Records for the task –
§

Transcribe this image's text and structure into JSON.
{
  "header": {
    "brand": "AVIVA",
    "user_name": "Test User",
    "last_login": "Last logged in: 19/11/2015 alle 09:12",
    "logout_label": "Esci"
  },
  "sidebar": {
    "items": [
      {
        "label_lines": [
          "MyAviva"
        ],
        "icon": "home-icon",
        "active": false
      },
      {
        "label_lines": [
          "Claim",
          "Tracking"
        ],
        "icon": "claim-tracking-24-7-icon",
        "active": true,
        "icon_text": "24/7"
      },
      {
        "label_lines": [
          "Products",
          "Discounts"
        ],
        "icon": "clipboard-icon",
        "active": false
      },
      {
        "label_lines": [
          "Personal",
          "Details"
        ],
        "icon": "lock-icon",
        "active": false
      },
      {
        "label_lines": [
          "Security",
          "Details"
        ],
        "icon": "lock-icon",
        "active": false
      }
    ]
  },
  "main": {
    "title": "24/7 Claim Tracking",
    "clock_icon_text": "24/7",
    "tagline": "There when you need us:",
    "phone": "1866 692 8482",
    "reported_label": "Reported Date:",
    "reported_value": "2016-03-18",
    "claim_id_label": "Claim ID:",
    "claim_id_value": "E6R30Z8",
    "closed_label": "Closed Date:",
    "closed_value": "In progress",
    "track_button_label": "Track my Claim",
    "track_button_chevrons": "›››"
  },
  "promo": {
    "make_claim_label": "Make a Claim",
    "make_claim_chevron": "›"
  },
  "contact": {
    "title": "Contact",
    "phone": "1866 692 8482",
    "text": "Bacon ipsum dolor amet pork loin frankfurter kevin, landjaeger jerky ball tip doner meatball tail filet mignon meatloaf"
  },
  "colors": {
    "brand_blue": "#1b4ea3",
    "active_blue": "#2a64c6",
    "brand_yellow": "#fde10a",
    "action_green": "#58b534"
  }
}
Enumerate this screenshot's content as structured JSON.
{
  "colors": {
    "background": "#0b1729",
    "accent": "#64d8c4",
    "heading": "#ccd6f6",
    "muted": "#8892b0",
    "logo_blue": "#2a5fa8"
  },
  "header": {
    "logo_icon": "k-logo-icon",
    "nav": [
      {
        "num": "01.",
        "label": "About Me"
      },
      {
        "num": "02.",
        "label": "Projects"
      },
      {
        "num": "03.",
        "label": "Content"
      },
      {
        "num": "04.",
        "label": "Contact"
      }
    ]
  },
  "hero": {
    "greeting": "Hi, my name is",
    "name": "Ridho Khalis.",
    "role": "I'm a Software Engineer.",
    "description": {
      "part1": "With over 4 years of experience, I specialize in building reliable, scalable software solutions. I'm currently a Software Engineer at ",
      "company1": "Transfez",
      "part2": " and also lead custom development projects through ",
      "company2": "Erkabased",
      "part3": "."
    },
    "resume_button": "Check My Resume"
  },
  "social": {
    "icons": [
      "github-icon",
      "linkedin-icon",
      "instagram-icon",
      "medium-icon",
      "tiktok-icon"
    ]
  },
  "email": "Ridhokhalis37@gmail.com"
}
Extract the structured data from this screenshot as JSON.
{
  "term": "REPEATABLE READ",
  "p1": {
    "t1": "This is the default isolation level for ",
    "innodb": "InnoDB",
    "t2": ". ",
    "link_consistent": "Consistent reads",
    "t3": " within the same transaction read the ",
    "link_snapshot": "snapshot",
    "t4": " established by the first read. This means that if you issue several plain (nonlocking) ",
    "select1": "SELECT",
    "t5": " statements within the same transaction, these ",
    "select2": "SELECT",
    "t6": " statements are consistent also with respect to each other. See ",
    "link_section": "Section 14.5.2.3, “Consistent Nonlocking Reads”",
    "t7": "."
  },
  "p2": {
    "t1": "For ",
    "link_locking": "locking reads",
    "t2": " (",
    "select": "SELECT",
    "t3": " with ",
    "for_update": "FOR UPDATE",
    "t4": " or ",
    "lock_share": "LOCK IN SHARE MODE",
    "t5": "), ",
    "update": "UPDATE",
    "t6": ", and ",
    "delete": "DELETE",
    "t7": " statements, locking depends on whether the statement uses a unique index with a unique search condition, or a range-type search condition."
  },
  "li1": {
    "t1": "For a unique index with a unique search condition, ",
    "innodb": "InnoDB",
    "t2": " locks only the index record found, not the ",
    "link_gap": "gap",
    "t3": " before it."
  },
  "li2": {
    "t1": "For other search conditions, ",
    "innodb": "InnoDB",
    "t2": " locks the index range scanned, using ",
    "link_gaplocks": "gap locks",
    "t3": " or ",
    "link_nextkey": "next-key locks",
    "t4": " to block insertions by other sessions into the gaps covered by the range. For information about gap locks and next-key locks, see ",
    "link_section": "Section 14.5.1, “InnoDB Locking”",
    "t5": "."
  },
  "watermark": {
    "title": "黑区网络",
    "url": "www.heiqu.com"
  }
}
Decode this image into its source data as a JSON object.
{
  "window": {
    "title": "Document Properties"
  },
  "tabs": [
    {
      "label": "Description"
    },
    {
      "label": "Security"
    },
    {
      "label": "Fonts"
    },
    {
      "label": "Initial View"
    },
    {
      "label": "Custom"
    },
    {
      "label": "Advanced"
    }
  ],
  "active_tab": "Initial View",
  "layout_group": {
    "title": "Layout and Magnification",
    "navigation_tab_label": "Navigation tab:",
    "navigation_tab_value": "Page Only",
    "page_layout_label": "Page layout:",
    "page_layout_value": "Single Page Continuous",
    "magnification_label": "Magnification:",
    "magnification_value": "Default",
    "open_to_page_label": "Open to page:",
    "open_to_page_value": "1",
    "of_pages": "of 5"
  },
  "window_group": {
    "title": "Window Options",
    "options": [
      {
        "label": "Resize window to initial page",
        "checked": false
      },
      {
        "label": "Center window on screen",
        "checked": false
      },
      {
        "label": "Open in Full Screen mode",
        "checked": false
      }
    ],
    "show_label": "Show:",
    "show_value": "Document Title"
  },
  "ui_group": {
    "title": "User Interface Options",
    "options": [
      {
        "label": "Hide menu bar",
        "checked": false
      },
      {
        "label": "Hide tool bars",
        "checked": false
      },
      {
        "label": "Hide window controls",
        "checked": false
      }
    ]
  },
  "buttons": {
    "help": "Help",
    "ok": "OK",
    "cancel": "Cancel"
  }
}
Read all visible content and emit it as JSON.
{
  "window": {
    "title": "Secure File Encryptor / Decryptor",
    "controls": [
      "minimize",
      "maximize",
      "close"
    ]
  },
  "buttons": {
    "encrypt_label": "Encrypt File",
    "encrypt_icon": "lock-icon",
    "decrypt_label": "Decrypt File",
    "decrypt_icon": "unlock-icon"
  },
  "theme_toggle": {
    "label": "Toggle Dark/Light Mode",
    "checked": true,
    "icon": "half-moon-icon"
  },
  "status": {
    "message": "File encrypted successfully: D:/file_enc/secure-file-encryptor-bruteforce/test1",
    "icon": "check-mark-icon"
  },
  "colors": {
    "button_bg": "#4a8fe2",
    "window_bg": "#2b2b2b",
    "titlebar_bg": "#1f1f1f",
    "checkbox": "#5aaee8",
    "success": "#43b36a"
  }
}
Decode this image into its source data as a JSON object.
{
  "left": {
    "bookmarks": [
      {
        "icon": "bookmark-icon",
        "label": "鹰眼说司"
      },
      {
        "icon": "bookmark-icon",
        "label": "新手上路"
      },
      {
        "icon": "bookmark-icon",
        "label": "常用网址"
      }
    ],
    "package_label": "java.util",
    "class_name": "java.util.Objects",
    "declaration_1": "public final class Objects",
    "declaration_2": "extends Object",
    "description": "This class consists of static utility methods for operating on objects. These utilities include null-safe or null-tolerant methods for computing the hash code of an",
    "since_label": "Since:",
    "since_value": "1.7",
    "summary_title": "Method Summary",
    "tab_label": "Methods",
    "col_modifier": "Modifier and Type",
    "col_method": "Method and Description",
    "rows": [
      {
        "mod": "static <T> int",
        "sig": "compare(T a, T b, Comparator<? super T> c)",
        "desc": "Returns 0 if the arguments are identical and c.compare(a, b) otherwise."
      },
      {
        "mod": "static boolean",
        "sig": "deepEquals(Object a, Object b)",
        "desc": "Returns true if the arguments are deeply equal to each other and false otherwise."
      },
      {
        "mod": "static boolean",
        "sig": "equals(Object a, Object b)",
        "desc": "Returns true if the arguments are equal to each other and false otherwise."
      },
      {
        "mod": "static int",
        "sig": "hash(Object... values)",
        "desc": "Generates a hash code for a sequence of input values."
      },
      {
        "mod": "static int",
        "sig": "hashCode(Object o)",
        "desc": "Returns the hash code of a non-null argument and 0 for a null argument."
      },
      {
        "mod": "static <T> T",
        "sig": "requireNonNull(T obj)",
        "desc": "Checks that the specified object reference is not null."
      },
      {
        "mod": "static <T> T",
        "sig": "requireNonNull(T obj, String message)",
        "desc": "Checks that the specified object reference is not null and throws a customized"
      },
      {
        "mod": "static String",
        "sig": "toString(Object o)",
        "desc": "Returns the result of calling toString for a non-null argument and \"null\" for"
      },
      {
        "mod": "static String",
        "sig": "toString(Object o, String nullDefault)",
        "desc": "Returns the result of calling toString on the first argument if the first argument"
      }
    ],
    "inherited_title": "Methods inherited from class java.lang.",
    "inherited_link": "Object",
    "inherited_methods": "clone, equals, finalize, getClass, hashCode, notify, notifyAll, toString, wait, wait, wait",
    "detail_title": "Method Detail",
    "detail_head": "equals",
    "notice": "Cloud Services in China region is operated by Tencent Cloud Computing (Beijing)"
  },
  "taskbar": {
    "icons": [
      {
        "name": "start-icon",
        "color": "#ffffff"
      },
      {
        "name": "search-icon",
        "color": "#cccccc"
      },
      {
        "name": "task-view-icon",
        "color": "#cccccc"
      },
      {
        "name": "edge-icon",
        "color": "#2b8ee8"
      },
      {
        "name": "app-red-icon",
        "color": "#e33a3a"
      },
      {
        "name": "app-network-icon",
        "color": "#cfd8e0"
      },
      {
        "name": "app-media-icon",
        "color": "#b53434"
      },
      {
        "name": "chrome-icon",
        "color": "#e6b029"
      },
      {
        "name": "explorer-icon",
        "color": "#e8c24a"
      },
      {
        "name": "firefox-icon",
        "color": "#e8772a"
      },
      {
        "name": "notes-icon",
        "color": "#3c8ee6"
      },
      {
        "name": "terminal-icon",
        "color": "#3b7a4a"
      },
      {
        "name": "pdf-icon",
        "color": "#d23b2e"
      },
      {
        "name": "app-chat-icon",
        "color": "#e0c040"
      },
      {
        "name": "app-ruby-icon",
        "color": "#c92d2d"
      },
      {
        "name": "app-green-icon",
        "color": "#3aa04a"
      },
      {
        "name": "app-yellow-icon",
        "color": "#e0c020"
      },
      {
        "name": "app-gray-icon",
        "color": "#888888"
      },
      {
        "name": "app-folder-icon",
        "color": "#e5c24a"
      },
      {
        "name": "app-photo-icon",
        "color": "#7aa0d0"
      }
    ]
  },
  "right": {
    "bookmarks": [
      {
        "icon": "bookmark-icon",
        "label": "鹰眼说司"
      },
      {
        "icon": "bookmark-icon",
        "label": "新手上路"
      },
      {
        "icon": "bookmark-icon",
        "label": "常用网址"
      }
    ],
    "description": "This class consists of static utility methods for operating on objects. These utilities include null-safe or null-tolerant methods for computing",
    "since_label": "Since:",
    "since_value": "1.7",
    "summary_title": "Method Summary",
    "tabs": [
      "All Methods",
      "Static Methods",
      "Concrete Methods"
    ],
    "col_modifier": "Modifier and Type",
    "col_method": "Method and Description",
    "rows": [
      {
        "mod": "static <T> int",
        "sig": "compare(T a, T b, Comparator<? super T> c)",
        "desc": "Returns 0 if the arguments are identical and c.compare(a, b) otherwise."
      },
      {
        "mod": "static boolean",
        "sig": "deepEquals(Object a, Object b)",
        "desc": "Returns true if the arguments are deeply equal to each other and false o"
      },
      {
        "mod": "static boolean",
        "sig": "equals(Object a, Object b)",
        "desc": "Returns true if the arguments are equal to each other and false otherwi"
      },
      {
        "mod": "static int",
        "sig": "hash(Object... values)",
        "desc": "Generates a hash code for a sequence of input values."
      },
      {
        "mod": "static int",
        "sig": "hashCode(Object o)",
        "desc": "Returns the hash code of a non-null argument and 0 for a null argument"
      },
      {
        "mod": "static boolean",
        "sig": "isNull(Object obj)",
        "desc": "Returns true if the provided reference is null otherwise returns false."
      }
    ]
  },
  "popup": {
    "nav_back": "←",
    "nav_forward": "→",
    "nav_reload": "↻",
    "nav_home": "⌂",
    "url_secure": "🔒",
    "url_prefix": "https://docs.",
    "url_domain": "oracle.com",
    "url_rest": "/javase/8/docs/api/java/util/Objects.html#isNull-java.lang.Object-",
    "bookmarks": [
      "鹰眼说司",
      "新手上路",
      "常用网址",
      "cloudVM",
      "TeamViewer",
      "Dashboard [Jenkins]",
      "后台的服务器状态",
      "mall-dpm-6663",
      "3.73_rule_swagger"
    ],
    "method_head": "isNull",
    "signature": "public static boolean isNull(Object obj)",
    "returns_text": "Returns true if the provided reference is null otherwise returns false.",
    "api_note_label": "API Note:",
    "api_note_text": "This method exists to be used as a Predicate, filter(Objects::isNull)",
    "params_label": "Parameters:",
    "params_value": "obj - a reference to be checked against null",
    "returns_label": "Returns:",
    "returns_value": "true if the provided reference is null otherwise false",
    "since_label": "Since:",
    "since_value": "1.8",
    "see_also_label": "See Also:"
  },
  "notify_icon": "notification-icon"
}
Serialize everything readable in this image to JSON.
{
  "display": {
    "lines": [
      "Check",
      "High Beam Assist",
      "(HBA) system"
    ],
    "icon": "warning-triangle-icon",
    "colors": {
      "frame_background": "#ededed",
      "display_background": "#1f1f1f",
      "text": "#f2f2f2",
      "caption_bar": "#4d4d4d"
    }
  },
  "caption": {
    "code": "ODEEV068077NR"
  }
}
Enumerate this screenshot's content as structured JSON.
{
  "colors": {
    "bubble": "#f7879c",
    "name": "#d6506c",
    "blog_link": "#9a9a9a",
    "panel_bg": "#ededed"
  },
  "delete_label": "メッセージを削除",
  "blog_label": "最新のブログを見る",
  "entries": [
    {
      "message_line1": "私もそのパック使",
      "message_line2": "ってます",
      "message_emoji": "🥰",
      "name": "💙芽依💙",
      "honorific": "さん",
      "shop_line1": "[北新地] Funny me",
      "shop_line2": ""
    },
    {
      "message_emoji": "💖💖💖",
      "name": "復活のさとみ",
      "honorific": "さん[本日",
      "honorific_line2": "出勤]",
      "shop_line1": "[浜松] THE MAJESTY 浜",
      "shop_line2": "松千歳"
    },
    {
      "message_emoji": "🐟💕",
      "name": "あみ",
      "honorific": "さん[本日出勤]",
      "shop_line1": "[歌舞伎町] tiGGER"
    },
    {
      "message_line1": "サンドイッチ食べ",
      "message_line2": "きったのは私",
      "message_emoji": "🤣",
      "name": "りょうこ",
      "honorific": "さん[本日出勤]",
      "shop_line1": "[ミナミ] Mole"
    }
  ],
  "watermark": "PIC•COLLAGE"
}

§

What the exercise asks – In the listing above, find the lines holding the word "each" and copy them.

Answer to the exercise –
    "t6": " statements are consistent also with respect to each other. See ",
        "desc": "Returns true if the arguments are deeply equal to each other and false otherwise."
        "desc": "Returns true if the arguments are equal to each other and false otherwise."
        "desc": "Returns true if the arguments are deeply equal to each other and false o"
        "desc": "Returns true if the arguments are equal to each other and false otherwi"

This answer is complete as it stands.